-- TASK BRIEF --
Rewrite the water-saving comments from "The Lawn. Try" to "can all make!", putting "bucket" in place of "pail".

-- SOURCE TEXT --
  • M D

    I think telling people to bath instead of shower might lead to some overuse of water if everyone is filling their tubs multiple times per day. The best way for people to choose whether or not they should shower vs bath is to simply plug the bathtub next time when showering and take a regular shower. If at the end the bathtub isn’t as full as when you take a bath, then stick to showering…

  • anonymous

    I do not agree with you. A bath is way less efficient than a shower, unless you are using a heavy flow head and taking a 1/2 hour shower. A bath uses around 100 gallons of water! The average number of gallons for a five minute shower using a low flow shower head is around 8 gallons…

  • Stephanie

    I’m guessing “bath” was really referring to a quick rinse-off in the shower to minimize the amount of time Jay had to stand up? Bad back right? All joking aside, though, I agree–baths (if you mean the kind where you fill up the tub and lie down) in general are a big water-guzzler. So if you’re lazy and want to stay “fresh” whilst saving water, you’re best off with a 2-minute rinse or a small wet towel.

  • Mark

    I take showers, my wife takes a bath. I use a pump to drain the tub and water the desert landscape with it. Takes less than a minute to drain the tub and the tree/bushes love it.

  • Grant Pitzer

    The Lawn. Try using a Hover Sprinkler. It’s hand-held and saves a lot of water because of the way the water is injected down through the grass into the soil.

  • Kat

    I put a pail under the water of my shower while I’m waiting for the water to heat up. I use the pail water to water potted plants.

  • Cameron Jasper

    Your diet is another way to save big on water. Cutting back back from dairy products and cow meat will make a bigger difference than any other place you might try to save freshwater. Keep in mind one cup of milk requires 55 gallons of water. Hopefully this is a small change we can all make!

-- INFORMATION SUPPLIED --
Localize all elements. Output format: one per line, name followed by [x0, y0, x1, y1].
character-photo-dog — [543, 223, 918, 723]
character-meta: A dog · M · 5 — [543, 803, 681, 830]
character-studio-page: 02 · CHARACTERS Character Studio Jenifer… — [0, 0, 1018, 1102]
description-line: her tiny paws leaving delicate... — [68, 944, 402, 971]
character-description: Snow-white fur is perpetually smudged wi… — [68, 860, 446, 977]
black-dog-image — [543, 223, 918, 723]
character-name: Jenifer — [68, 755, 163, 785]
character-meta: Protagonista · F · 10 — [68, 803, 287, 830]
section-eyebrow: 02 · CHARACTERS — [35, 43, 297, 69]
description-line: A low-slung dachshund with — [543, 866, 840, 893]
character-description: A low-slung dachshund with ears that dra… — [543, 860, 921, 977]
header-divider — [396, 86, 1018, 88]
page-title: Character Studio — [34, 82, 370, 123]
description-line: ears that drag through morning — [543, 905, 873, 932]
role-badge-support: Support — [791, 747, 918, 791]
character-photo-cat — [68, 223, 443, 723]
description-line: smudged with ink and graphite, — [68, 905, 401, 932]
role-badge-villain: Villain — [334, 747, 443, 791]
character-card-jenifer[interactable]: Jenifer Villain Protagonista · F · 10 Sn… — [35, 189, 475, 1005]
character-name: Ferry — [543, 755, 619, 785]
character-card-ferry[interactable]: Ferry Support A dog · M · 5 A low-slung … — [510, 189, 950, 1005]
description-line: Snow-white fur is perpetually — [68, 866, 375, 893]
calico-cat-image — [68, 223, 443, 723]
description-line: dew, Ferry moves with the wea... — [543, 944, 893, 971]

-- REPLY --
The Lawn. Try using a Hover Sprinkler. It’s hand-held and saves a lot of water because of the way the water is injected down through the grass into the soil.

  • Kat

    I put a bucket under the water of my shower while I’m waiting for the water to heat up. I use the bucket water to water potted plants.

  • Cameron Jasper

    Your diet is another way to save big on water. Cutting back back from dairy products and cow meat will make a bigger difference than any other place you might try to save freshwater. Keep in mind one cup of milk requires 55 gallons of water. Hopefully this is a small change we can all make!